▸ PROBLEM TO SOLVE
The lines to be copied run from the one containing "What text is on this page?" to the end of the material below; reproduce them exactly, including both ends, and nothing more.

▸ DATASET RECORDS
*****
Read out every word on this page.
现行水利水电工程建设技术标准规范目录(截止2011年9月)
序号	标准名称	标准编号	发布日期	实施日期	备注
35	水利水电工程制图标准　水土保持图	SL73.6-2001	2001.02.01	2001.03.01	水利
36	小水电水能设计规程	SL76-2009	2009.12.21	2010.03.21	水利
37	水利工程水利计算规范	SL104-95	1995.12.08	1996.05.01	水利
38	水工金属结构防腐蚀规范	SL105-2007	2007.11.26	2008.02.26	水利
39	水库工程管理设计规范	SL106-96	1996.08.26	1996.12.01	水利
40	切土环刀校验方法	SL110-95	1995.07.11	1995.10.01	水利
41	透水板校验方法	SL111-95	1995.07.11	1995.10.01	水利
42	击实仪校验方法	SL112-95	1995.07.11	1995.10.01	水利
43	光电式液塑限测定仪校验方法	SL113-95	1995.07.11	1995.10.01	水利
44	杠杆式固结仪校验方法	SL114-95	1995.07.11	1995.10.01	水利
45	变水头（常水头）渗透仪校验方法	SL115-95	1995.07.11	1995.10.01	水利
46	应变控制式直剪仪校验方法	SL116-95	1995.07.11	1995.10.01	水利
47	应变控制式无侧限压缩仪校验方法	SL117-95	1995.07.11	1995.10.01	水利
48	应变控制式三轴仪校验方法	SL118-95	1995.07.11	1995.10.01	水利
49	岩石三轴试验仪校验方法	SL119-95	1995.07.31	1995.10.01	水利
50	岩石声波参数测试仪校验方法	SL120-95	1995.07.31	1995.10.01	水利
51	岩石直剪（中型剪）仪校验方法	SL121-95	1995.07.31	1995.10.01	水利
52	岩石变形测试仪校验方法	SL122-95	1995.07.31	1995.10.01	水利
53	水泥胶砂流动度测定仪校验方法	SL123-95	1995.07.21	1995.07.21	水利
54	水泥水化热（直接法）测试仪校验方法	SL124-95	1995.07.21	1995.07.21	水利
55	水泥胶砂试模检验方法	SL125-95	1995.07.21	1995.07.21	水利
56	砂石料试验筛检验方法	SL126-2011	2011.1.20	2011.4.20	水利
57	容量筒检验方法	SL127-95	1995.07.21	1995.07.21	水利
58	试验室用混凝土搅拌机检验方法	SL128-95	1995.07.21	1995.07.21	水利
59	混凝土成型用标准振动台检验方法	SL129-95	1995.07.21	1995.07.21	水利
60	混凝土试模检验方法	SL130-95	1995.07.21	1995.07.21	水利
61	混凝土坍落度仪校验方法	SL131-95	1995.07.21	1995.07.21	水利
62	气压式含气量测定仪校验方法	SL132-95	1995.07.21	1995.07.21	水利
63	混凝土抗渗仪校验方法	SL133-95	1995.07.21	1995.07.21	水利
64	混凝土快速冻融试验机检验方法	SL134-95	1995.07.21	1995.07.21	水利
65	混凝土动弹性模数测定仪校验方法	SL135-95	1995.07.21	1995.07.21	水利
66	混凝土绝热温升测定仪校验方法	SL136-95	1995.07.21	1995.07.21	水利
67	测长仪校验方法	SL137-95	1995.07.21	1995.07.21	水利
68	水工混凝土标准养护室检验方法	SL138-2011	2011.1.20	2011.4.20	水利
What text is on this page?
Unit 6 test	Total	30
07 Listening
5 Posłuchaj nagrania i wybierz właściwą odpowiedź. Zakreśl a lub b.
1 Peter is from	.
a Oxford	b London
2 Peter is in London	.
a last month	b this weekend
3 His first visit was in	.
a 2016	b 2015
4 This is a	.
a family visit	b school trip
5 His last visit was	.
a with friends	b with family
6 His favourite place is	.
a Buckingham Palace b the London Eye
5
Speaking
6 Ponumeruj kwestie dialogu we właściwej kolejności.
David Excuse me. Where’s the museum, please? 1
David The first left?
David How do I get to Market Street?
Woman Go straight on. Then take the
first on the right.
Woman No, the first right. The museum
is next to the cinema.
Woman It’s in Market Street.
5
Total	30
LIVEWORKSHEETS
*****
▸ EXPECTED ANSWER
What text is on this page?
Unit 6 test	Total	30
07 Listening
5 Posłuchaj nagrania i wybierz właściwą odpowiedź. Zakreśl a lub b.
1 Peter is from	.
a Oxford	b London
2 Peter is in London	.
a last month	b this weekend
3 His first visit was in	.
a 2016	b 2015
4 This is a	.
a family visit	b school trip
5 His last visit was	.
a with friends	b with family
6 His favourite place is	.
a Buckingham Palace b the London Eye
5
Speaking
6 Ponumeruj kwestie dialogu we właściwej kolejności.
David Excuse me. Where’s the museum, please? 1
David The first left?
David How do I get to Market Street?
Woman Go straight on. Then take the
first on the right.
Woman No, the first right. The museum
is next to the cinema.
Woman It’s in Market Street.
5
Total	30
LIVEWORKSHEETS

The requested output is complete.